## [Set problem]
Copy each of the items below line for line, keeping every character as it appears.

---- Recorded information

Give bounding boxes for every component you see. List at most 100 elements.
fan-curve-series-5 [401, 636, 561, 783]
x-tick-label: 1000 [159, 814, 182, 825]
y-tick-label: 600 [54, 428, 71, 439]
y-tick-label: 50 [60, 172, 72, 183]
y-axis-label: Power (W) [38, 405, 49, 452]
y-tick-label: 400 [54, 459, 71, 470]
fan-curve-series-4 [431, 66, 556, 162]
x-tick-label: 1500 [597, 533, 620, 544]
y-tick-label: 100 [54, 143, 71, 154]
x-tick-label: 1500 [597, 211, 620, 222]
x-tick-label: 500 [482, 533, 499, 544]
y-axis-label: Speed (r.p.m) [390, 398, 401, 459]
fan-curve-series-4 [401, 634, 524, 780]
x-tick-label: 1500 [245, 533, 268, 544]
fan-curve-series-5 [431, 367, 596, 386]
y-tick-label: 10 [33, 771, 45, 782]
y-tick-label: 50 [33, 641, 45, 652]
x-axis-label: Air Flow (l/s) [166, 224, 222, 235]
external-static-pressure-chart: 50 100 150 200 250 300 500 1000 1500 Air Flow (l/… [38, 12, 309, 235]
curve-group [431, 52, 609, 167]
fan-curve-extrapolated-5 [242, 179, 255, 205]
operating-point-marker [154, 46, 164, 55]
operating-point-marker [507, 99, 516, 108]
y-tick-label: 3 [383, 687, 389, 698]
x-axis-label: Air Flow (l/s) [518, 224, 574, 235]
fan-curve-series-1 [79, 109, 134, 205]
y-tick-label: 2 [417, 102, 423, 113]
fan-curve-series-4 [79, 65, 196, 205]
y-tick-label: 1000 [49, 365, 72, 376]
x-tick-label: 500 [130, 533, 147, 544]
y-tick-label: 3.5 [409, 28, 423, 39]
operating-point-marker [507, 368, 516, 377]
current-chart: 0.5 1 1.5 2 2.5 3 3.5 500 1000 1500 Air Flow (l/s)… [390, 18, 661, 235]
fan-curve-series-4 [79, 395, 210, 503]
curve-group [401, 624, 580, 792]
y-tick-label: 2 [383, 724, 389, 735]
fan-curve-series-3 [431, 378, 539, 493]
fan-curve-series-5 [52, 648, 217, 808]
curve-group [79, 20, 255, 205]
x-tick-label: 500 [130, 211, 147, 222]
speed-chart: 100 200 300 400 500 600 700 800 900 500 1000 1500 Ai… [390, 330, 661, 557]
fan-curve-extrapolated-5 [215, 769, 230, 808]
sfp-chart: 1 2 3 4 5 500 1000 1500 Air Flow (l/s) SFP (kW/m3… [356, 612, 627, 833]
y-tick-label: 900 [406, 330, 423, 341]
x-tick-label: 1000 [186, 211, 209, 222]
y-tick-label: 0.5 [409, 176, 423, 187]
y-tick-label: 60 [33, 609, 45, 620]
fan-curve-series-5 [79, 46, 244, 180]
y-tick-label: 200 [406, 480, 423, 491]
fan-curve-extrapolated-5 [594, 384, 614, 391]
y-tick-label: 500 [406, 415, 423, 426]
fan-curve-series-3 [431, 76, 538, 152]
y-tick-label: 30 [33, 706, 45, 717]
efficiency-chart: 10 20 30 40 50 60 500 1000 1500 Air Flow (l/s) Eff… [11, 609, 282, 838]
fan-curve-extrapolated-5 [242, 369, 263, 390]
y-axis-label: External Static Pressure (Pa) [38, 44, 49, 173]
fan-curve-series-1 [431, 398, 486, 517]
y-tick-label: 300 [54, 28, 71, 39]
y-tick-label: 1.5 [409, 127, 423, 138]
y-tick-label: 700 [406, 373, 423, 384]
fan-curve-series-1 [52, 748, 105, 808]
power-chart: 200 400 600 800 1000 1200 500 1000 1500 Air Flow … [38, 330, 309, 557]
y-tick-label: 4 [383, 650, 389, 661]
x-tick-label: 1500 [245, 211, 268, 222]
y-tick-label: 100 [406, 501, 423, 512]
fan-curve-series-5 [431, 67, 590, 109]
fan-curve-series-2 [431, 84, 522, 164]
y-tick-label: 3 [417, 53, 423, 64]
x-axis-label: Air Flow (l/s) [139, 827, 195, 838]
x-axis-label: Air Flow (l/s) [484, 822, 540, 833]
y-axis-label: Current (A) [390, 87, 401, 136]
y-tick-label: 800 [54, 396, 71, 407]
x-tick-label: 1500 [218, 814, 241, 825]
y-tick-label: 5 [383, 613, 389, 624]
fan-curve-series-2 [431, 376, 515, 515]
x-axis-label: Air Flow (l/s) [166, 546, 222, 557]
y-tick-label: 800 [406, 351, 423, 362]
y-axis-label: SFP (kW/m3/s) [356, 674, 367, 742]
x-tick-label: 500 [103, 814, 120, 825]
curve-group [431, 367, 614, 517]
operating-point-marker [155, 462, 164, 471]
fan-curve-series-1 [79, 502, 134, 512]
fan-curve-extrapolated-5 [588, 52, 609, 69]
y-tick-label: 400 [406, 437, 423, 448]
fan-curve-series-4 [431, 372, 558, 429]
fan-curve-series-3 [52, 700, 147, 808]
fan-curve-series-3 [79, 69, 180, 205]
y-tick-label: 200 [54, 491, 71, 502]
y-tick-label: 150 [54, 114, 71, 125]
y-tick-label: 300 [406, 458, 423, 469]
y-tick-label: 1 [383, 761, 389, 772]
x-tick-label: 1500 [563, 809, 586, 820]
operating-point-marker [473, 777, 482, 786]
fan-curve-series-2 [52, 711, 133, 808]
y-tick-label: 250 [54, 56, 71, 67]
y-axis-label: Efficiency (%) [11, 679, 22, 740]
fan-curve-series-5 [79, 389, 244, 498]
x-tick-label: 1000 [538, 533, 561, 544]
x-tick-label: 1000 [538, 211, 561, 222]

--------

## [Answer below]
Give bounding boxes for every component you see. List at most 100 elements.
fan-curve-series-5 [401, 636, 561, 783]
x-tick-label: 1000 [159, 814, 182, 825]
y-tick-label: 600 [54, 428, 71, 439]
y-tick-label: 50 [60, 172, 72, 183]
y-axis-label: Power (W) [38, 405, 49, 452]
y-tick-label: 400 [54, 459, 71, 470]
fan-curve-series-4 [431, 66, 556, 162]
x-tick-label: 1500 [597, 533, 620, 544]
y-tick-label: 100 [54, 143, 71, 154]
x-tick-label: 1500 [597, 211, 620, 222]
x-tick-label: 500 [482, 533, 499, 544]
y-axis-label: Speed (r.p.m) [390, 398, 401, 459]
fan-curve-series-4 [401, 634, 524, 780]
x-tick-label: 1500 [245, 533, 268, 544]
fan-curve-series-5 [431, 367, 596, 386]
y-tick-label: 10 [33, 771, 45, 782]
y-tick-label: 50 [33, 641, 45, 652]
x-axis-label: Air Flow (l/s) [166, 224, 222, 235]
external-static-pressure-chart: 50 100 150 200 250 300 500 1000 1500 Air Flow (l/… [38, 12, 309, 235]
curve-group [431, 52, 609, 167]
fan-curve-extrapolated-5 [242, 179, 255, 205]
operating-point-marker [154, 46, 164, 55]
operating-point-marker [507, 99, 516, 108]
y-tick-label: 3 [383, 687, 389, 698]
x-axis-label: Air Flow (l/s) [518, 224, 574, 235]
fan-curve-series-1 [79, 109, 134, 205]
y-tick-label: 2 [417, 102, 423, 113]
fan-curve-series-4 [79, 65, 196, 205]
y-tick-label: 1000 [49, 365, 72, 376]
x-tick-label: 500 [130, 533, 147, 544]
y-tick-label: 3.5 [409, 28, 423, 39]
operating-point-marker [507, 368, 516, 377]
current-chart: 0.5 1 1.5 2 2.5 3 3.5 500 1000 1500 Air Flow (l/s)… [390, 18, 661, 235]
fan-curve-series-4 [79, 395, 210, 503]
curve-group [401, 624, 580, 792]
y-tick-label: 2 [383, 724, 389, 735]
fan-curve-series-3 [431, 378, 539, 493]
fan-curve-series-5 [52, 648, 217, 808]
curve-group [79, 20, 255, 205]
x-tick-label: 500 [130, 211, 147, 222]
speed-chart: 100 200 300 400 500 600 700 800 900 500 1000 1500 Ai… [390, 330, 661, 557]
fan-curve-extrapolated-5 [215, 769, 230, 808]
sfp-chart: 1 2 3 4 5 500 1000 1500 Air Flow (l/s) SFP (kW/m3… [356, 612, 627, 833]
y-tick-label: 900 [406, 330, 423, 341]
x-tick-label: 1000 [186, 211, 209, 222]
y-tick-label: 0.5 [409, 176, 423, 187]
y-tick-label: 60 [33, 609, 45, 620]
fan-curve-series-5 [79, 46, 244, 180]
y-tick-label: 200 [406, 480, 423, 491]
fan-curve-extrapolated-5 [594, 384, 614, 391]
y-tick-label: 500 [406, 415, 423, 426]
fan-curve-series-3 [431, 76, 538, 152]
y-tick-label: 30 [33, 706, 45, 717]
efficiency-chart: 10 20 30 40 50 60 500 1000 1500 Air Flow (l/s) Eff… [11, 609, 282, 838]
fan-curve-extrapolated-5 [242, 369, 263, 390]
y-axis-label: External Static Pressure (Pa) [38, 44, 49, 173]
fan-curve-series-1 [431, 398, 486, 517]
y-tick-label: 300 [54, 28, 71, 39]
y-tick-label: 1.5 [409, 127, 423, 138]
y-tick-label: 700 [406, 373, 423, 384]
fan-curve-series-1 [52, 748, 105, 808]
power-chart: 200 400 600 800 1000 1200 500 1000 1500 Air Flow … [38, 330, 309, 557]
y-tick-label: 4 [383, 650, 389, 661]
x-tick-label: 1500 [245, 211, 268, 222]
y-tick-label: 100 [406, 501, 423, 512]
fan-curve-series-5 [431, 67, 590, 109]
fan-curve-series-2 [431, 84, 522, 164]
y-tick-label: 3 [417, 53, 423, 64]
x-axis-label: Air Flow (l/s) [139, 827, 195, 838]
x-axis-label: Air Flow (l/s) [484, 822, 540, 833]
y-axis-label: Current (A) [390, 87, 401, 136]
y-tick-label: 800 [54, 396, 71, 407]
x-tick-label: 1500 [218, 814, 241, 825]
y-tick-label: 5 [383, 613, 389, 624]
fan-curve-series-2 [431, 376, 515, 515]
x-axis-label: Air Flow (l/s) [166, 546, 222, 557]
y-tick-label: 800 [406, 351, 423, 362]
y-axis-label: SFP (kW/m3/s) [356, 674, 367, 742]
x-tick-label: 500 [103, 814, 120, 825]
curve-group [431, 367, 614, 517]
operating-point-marker [155, 462, 164, 471]
fan-curve-series-1 [79, 502, 134, 512]
fan-curve-extrapolated-5 [588, 52, 609, 69]
y-tick-label: 400 [406, 437, 423, 448]
fan-curve-series-4 [431, 372, 558, 429]
fan-curve-series-3 [52, 700, 147, 808]
fan-curve-series-3 [79, 69, 180, 205]
y-tick-label: 200 [54, 491, 71, 502]
y-tick-label: 150 [54, 114, 71, 125]
y-tick-label: 300 [406, 458, 423, 469]
y-tick-label: 1 [383, 761, 389, 772]
x-tick-label: 1500 [563, 809, 586, 820]
operating-point-marker [473, 777, 482, 786]
fan-curve-series-2 [52, 711, 133, 808]
y-tick-label: 250 [54, 56, 71, 67]
y-axis-label: Efficiency (%) [11, 679, 22, 740]
fan-curve-series-5 [79, 389, 244, 498]
x-tick-label: 1000 [538, 533, 561, 544]
x-tick-label: 1000 [538, 211, 561, 222]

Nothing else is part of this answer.